### Instructions for the task:
Carry none of the pictures over; set down the material below exactly.

Data listing
##############################

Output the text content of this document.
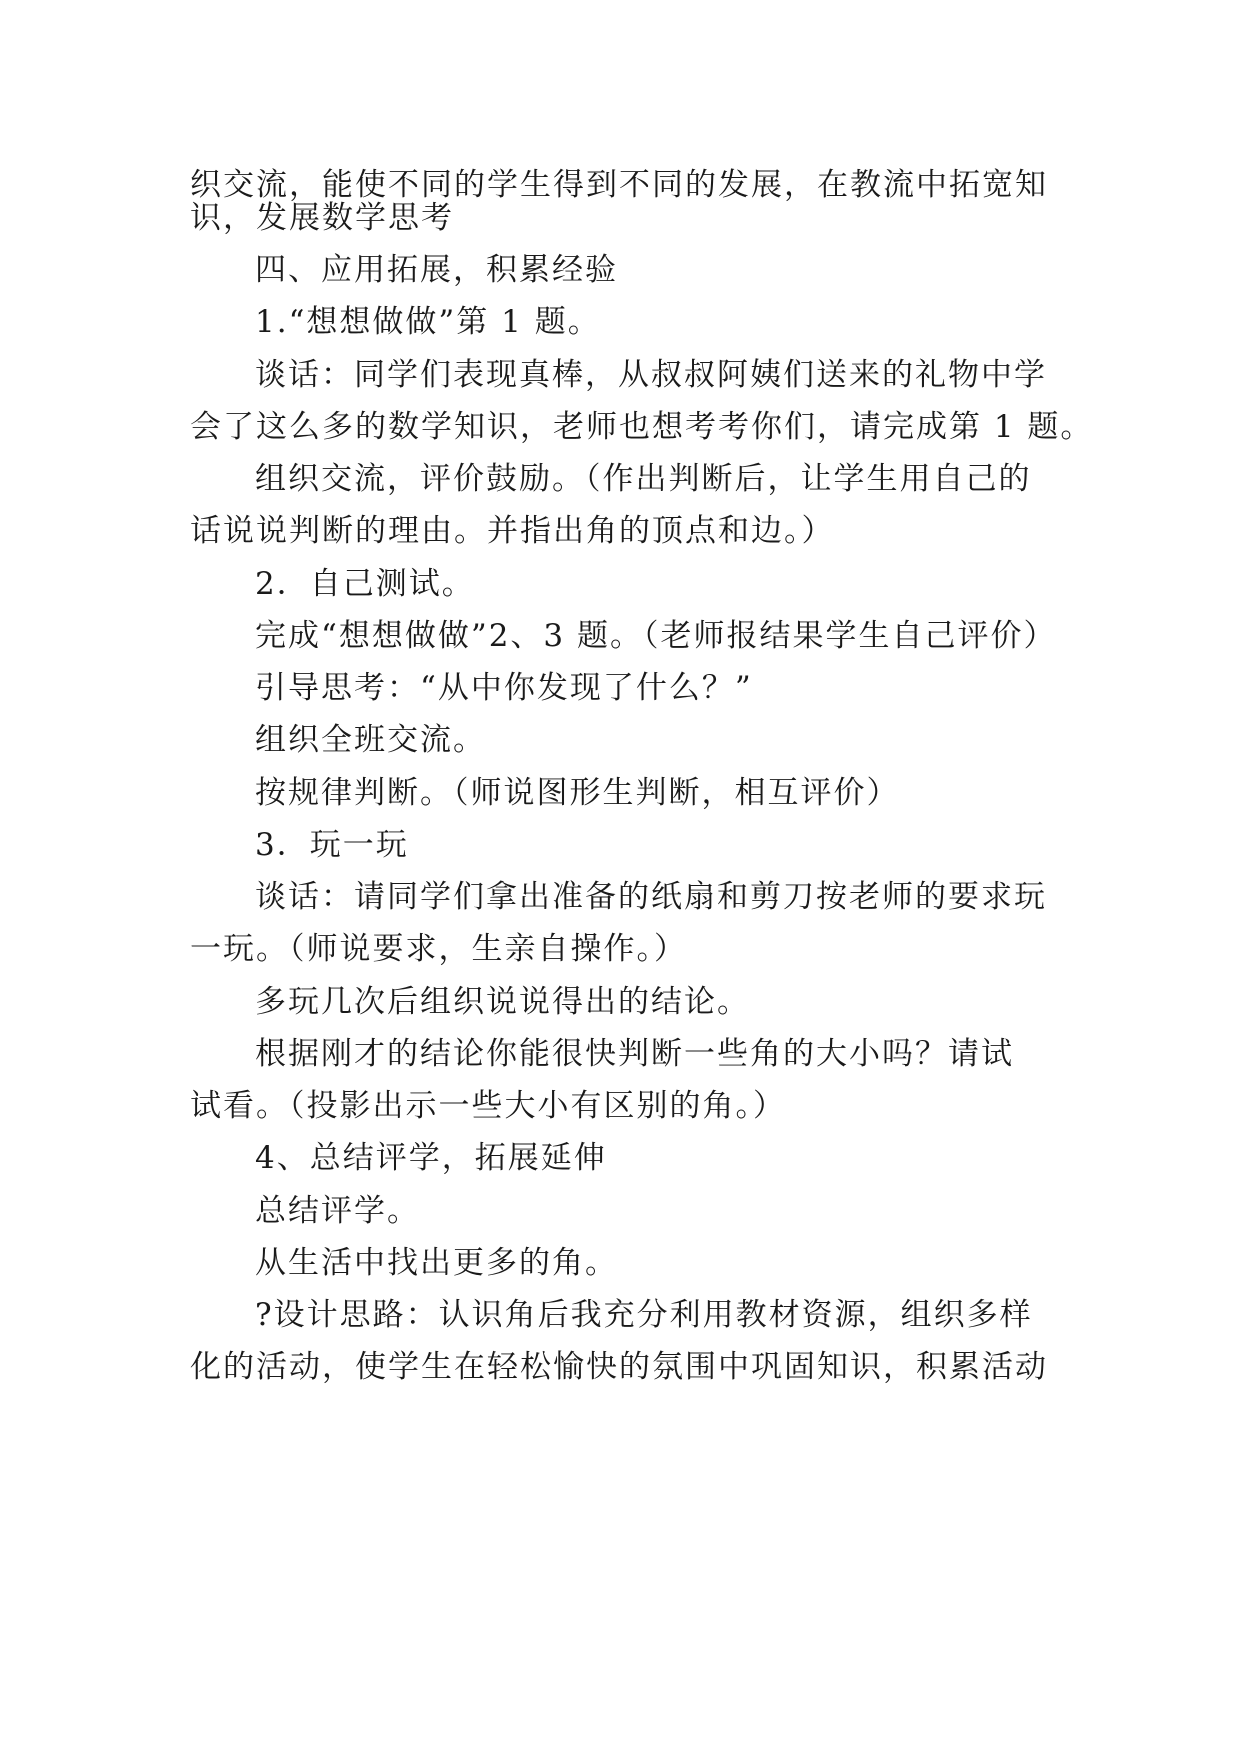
织交流，能使不同的学生得到不同的发展，在教流中拓宽知
识，发展数学思考
四、应用拓展，积累经验
1.“想想做做”第 1 题。
谈话：同学们表现真棒，从叔叔阿姨们送来的礼物中学
会了这么多的数学知识，老师也想考考你们，请完成第 1 题。
组织交流，评价鼓励。（作出判断后，让学生用自己的
话说说判断的理由。并指出角的顶点和边。）
2．自己测试。
完成“想想做做”2、3 题。（老师报结果学生自己评价）
引导思考：“从中你发现了什么？”
组织全班交流。
按规律判断。（师说图形生判断，相互评价）
3．玩一玩
谈话：请同学们拿出准备的纸扇和剪刀按老师的要求玩
一玩。（师说要求，生亲自操作。）
多玩几次后组织说说得出的结论。
根据刚才的结论你能很快判断一些角的大小吗？请试
试看。（投影出示一些大小有区别的角。）
4、总结评学，拓展延伸
总结评学。
从生活中找出更多的角。
?设计思路：认识角后我充分利用教材资源，组织多样
化的活动，使学生在轻松愉快的氛围中巩固知识，积累活动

##############################

### Solution to this task:
Output the text content of this document.
织交流，能使不同的学生得到不同的发展，在教流中拓宽知
识，发展数学思考
四、应用拓展，积累经验
1.“想想做做”第 1 题。
谈话：同学们表现真棒，从叔叔阿姨们送来的礼物中学
会了这么多的数学知识，老师也想考考你们，请完成第 1 题。
组织交流，评价鼓励。（作出判断后，让学生用自己的
话说说判断的理由。并指出角的顶点和边。）
2．自己测试。
完成“想想做做”2、3 题。（老师报结果学生自己评价）
引导思考：“从中你发现了什么？”
组织全班交流。
按规律判断。（师说图形生判断，相互评价）
3．玩一玩
谈话：请同学们拿出准备的纸扇和剪刀按老师的要求玩
一玩。（师说要求，生亲自操作。）
多玩几次后组织说说得出的结论。
根据刚才的结论你能很快判断一些角的大小吗？请试
试看。（投影出示一些大小有区别的角。）
4、总结评学，拓展延伸
总结评学。
从生活中找出更多的角。
?设计思路：认识角后我充分利用教材资源，组织多样
化的活动，使学生在轻松愉快的氛围中巩固知识，积累活动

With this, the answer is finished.